Written problem:
How many lines of the records below contain the word "beslutninger"? Answer with the number alone.

··· Exercise materials

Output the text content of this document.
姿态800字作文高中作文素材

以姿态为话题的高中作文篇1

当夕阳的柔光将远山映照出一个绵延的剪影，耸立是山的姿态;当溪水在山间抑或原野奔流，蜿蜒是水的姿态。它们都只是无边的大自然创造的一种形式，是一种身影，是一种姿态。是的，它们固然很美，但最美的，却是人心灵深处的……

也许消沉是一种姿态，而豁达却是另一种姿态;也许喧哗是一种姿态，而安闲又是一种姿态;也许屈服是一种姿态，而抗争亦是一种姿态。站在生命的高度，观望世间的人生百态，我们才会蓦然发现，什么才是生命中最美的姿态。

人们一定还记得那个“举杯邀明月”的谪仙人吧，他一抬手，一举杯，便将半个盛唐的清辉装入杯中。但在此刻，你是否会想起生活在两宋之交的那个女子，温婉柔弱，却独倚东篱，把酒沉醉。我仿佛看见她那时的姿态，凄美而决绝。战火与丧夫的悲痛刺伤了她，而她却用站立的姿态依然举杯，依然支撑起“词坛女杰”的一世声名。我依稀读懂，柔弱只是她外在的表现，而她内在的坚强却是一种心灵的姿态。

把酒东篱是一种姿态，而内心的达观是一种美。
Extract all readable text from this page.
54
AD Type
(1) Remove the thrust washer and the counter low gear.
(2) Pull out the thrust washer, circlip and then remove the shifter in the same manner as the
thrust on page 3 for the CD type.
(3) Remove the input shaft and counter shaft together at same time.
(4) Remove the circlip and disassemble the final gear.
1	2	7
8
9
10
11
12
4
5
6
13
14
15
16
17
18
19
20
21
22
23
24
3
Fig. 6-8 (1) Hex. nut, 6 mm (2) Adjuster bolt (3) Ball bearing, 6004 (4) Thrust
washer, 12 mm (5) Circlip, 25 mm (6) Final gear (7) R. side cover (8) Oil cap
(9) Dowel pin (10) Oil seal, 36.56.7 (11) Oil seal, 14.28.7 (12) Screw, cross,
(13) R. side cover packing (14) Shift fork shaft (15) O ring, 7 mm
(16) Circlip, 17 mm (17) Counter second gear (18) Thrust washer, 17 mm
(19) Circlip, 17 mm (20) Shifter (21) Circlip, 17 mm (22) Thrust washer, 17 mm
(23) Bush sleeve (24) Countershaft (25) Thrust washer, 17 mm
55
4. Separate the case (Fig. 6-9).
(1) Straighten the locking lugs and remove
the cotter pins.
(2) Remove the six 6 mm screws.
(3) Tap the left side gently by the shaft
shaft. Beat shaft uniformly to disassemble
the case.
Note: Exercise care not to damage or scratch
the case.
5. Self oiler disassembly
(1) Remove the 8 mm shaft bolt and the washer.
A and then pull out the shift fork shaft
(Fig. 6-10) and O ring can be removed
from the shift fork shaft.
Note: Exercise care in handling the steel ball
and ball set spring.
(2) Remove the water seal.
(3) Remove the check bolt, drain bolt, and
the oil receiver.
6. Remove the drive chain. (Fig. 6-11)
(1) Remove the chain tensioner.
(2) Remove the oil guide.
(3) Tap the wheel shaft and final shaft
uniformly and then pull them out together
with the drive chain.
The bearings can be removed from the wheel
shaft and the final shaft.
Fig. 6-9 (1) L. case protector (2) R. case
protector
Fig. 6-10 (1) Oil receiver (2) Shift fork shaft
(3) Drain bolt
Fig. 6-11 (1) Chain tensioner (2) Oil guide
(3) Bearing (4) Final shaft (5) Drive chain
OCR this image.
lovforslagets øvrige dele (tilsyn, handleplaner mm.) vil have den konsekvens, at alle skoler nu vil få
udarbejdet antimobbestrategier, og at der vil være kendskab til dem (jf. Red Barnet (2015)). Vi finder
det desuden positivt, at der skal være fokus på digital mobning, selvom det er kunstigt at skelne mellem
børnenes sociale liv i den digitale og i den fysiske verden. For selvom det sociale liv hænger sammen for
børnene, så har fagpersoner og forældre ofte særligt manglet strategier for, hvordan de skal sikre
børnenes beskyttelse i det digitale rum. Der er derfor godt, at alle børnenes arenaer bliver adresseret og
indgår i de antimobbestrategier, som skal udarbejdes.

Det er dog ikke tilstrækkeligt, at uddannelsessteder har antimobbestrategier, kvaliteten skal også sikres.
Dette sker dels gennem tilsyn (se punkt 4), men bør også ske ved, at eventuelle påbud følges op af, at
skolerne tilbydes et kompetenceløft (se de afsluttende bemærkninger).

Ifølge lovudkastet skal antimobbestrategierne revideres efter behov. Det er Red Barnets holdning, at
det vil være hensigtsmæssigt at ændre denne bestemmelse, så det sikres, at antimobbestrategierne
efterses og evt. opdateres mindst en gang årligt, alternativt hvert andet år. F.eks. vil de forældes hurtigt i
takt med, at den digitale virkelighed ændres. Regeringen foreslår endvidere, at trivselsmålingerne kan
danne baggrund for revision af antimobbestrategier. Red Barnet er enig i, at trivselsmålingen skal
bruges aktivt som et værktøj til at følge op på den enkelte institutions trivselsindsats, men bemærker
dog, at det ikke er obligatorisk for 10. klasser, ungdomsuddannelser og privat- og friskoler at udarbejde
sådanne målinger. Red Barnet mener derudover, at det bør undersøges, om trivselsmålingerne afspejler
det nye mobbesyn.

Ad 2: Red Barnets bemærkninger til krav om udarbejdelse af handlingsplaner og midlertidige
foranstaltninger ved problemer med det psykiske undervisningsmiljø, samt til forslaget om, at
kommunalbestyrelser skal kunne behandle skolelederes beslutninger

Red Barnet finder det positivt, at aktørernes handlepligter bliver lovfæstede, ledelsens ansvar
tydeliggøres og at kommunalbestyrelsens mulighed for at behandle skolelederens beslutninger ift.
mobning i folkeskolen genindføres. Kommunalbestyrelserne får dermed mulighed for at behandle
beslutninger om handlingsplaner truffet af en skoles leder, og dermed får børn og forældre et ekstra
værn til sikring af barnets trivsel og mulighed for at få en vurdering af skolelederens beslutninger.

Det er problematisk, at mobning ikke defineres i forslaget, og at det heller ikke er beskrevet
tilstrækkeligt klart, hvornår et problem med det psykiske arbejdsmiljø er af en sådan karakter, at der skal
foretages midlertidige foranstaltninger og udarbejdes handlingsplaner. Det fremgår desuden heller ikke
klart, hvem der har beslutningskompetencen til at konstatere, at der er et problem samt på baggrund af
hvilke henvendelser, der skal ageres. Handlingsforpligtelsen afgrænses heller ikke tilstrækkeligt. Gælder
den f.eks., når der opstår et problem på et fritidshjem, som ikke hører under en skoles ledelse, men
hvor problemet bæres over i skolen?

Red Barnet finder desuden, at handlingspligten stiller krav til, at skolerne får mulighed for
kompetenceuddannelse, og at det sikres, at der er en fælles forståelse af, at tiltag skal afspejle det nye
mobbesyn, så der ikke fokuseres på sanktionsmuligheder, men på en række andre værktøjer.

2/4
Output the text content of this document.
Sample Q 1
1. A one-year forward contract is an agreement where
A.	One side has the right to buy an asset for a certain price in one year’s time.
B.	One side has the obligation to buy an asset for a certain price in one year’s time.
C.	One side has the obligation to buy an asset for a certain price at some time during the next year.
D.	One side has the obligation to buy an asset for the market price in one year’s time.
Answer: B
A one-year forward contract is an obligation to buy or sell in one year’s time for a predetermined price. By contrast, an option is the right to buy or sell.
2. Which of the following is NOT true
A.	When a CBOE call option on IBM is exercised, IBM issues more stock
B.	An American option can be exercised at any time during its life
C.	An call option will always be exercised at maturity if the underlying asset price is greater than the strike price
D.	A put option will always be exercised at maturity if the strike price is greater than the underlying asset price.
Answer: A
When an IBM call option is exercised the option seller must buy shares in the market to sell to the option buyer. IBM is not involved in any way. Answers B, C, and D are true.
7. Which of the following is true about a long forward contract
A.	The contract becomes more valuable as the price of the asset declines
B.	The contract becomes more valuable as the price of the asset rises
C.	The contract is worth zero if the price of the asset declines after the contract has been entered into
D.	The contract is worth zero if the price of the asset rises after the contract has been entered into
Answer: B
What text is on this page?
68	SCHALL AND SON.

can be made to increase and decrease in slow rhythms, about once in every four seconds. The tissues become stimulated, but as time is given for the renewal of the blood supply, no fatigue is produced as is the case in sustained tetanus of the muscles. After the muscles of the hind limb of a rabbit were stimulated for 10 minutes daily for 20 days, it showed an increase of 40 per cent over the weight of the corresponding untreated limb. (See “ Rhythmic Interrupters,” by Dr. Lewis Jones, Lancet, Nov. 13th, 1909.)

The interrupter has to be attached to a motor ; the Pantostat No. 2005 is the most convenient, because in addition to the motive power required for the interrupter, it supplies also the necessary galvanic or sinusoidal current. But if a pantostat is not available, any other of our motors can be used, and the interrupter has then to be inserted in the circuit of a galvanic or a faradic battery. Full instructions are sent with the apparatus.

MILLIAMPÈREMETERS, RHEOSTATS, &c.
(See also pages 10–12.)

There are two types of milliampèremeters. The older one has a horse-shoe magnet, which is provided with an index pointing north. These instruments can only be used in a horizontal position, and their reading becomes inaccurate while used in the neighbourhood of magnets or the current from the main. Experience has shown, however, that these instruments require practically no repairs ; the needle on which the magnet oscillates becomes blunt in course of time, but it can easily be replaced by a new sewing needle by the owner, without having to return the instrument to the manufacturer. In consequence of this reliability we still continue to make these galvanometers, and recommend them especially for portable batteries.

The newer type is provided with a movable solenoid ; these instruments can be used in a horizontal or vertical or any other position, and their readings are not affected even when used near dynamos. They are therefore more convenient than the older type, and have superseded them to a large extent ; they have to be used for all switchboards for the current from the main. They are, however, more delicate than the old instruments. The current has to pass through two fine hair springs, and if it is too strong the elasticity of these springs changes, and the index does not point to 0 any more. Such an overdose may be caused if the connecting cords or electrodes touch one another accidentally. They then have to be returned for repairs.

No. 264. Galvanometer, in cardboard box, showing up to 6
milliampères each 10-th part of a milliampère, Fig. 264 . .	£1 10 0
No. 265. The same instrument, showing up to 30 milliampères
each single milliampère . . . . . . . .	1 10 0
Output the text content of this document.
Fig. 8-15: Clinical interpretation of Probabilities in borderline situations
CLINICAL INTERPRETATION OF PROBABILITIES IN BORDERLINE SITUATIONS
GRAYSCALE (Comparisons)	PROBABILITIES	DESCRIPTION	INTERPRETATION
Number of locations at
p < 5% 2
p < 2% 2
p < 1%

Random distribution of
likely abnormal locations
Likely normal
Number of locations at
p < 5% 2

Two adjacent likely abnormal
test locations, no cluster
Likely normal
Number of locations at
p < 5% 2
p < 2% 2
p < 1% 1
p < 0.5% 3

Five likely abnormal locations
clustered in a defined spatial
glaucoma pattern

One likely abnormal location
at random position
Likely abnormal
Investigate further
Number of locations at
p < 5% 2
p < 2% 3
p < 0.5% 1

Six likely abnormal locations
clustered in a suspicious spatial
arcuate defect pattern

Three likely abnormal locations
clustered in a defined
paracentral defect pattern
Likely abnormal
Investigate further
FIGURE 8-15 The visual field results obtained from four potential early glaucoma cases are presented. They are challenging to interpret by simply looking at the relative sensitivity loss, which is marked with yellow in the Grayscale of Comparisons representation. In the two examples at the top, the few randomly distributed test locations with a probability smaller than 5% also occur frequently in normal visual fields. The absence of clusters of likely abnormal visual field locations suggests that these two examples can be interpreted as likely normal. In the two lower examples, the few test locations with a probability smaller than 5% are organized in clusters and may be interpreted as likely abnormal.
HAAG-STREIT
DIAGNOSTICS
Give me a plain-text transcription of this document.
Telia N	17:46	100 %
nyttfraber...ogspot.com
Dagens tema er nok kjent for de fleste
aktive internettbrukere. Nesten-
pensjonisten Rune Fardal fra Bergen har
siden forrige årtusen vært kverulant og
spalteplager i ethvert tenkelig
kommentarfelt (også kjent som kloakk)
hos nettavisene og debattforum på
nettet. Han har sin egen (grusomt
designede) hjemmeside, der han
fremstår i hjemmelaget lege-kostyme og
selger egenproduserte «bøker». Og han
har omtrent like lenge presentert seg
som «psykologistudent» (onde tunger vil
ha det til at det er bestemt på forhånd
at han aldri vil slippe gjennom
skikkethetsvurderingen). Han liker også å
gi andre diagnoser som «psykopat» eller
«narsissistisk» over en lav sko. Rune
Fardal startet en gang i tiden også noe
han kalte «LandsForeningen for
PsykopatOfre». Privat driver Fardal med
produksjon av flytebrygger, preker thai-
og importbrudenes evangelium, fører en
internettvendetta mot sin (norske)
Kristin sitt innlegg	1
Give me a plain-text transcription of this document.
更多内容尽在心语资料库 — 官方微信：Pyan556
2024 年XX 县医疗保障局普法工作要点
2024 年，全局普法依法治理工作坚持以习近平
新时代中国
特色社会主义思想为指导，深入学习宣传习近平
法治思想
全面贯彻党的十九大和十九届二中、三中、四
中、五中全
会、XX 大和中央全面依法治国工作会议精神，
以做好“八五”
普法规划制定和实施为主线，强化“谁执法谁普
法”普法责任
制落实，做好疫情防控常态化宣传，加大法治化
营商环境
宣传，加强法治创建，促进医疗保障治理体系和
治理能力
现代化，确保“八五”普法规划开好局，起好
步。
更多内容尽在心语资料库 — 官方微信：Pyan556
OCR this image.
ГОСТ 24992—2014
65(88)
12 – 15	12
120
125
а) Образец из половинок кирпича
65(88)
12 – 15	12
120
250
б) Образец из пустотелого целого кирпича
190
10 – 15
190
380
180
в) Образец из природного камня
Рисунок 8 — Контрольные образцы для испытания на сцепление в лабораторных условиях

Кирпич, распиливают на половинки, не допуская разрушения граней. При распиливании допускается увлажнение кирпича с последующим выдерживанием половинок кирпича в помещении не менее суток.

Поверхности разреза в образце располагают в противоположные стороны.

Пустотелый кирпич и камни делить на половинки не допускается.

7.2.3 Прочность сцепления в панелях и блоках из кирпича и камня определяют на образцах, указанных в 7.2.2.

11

······

Finished exercise:
4